THE PROBLEM: State only how many lines below include the string "worden".

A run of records
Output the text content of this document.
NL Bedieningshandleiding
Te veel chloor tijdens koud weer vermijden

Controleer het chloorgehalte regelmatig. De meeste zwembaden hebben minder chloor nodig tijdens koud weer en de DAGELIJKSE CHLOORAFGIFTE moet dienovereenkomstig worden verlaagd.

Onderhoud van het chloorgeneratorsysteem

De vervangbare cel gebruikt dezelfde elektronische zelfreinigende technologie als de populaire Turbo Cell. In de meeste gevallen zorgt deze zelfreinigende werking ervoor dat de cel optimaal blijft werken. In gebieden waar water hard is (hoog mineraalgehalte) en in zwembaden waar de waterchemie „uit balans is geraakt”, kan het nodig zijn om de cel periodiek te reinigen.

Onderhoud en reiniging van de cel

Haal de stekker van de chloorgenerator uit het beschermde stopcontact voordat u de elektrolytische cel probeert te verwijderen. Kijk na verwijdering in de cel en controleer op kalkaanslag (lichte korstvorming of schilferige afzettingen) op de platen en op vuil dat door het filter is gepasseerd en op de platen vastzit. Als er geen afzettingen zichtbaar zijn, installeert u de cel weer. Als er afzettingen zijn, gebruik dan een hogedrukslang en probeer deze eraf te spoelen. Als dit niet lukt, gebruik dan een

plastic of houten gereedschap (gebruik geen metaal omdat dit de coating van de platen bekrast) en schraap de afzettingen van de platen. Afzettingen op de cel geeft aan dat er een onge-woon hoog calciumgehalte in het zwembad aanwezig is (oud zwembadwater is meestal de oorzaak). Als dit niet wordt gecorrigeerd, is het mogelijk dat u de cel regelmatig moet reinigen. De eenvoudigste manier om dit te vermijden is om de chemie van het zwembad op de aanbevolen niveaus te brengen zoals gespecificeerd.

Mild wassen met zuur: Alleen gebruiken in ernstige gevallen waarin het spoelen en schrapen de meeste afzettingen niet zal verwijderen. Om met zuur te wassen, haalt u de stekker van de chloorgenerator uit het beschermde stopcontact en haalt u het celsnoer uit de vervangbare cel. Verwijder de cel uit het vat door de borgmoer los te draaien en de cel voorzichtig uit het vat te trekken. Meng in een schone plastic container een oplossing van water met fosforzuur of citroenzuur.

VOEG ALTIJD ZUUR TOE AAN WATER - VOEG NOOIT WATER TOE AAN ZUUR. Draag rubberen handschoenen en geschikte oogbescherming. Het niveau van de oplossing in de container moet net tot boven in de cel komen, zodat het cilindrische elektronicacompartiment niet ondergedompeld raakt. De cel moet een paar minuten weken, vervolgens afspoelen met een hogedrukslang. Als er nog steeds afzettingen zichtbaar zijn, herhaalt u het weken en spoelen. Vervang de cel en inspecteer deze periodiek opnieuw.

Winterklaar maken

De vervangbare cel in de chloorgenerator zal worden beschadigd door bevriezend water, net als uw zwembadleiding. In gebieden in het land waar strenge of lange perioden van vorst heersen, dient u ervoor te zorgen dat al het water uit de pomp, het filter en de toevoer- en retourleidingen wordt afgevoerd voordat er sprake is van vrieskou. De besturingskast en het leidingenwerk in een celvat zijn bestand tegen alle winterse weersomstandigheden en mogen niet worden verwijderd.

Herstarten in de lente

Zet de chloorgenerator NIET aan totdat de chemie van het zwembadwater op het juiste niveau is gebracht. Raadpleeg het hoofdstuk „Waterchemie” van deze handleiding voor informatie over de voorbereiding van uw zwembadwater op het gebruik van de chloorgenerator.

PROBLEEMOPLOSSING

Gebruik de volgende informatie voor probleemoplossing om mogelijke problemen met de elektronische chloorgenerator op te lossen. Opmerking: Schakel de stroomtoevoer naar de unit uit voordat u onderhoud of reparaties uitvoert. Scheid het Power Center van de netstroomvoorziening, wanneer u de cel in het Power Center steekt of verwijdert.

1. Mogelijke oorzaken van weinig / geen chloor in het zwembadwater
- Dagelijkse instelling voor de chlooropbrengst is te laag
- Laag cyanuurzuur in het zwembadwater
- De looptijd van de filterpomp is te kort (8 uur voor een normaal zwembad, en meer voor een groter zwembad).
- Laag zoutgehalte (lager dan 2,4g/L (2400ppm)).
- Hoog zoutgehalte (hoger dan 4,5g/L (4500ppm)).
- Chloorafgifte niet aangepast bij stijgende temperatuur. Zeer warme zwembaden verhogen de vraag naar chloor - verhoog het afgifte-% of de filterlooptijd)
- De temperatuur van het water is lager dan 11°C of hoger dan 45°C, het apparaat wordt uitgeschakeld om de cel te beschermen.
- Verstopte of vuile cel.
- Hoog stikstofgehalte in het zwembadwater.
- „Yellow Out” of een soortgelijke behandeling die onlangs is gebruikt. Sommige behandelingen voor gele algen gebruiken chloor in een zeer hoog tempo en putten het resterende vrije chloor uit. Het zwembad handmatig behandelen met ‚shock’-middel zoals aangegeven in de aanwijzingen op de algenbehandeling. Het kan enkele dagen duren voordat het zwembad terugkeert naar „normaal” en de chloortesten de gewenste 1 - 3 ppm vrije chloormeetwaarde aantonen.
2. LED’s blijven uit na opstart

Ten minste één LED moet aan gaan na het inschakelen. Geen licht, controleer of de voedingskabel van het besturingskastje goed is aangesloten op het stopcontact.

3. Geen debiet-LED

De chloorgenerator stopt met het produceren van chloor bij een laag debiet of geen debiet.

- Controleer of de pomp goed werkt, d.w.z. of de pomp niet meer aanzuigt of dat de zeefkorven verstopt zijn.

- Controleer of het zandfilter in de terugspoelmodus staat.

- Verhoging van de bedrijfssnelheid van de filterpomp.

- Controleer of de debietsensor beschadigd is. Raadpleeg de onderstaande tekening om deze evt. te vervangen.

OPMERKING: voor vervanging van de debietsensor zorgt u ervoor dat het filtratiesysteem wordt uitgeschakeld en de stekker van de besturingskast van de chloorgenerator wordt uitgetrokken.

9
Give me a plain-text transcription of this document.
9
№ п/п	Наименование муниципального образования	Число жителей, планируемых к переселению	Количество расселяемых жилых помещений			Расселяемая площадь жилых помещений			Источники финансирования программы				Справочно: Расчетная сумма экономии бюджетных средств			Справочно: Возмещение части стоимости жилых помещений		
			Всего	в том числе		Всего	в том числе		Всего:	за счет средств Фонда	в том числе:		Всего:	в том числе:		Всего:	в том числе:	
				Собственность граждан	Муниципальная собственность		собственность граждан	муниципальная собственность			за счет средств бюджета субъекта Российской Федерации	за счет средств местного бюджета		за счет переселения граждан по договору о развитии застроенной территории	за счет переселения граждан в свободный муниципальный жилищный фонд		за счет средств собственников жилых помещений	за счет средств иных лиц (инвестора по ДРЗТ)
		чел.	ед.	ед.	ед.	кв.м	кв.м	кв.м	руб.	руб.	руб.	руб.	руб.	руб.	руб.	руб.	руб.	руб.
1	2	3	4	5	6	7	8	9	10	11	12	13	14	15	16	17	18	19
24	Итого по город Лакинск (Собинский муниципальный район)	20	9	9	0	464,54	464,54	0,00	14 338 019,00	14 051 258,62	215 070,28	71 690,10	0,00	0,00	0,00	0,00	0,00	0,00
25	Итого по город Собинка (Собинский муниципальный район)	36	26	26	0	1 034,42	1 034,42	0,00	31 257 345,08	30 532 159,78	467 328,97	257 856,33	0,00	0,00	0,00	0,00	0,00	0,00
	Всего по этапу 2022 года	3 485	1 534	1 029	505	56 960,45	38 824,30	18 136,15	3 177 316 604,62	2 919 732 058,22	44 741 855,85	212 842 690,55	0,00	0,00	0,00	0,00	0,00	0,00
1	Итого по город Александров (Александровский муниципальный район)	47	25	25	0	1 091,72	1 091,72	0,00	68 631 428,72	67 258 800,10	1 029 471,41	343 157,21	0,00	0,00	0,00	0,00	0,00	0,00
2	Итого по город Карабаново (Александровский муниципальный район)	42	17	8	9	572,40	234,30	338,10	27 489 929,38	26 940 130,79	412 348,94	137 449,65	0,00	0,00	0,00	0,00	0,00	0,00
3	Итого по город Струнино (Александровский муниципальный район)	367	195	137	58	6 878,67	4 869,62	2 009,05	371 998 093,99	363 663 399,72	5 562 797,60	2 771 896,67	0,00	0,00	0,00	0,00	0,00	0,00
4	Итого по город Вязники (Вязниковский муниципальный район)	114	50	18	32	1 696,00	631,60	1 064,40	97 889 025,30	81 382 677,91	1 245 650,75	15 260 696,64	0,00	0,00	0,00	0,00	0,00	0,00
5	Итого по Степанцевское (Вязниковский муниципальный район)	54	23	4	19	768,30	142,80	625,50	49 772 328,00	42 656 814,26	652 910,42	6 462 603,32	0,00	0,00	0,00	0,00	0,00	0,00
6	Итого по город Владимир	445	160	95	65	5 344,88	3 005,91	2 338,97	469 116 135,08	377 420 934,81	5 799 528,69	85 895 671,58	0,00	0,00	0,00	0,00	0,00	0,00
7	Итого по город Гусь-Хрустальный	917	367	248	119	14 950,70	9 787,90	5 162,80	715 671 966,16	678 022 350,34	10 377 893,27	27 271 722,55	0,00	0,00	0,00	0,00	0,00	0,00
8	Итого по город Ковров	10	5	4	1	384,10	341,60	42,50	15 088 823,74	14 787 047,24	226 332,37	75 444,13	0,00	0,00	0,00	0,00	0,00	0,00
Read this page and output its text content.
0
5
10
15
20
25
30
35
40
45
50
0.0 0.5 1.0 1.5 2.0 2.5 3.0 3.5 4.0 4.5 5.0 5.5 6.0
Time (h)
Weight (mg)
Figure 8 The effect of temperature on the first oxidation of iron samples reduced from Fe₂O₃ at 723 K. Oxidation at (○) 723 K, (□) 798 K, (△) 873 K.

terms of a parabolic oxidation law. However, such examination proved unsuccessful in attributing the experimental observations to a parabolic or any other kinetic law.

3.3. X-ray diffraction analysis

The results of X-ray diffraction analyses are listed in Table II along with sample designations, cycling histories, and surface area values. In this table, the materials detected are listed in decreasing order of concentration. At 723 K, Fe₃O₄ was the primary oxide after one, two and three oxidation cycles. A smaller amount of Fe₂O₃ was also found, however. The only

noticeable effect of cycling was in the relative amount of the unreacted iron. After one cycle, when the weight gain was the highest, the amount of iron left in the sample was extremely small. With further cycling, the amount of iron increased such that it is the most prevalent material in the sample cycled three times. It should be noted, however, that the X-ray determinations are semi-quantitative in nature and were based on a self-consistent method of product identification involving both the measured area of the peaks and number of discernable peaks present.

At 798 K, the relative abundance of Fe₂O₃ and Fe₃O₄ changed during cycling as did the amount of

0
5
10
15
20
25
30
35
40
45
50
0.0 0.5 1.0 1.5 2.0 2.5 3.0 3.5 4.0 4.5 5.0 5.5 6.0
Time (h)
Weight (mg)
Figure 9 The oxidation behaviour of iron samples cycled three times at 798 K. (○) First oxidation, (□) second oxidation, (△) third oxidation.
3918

TASK ANSWER: 2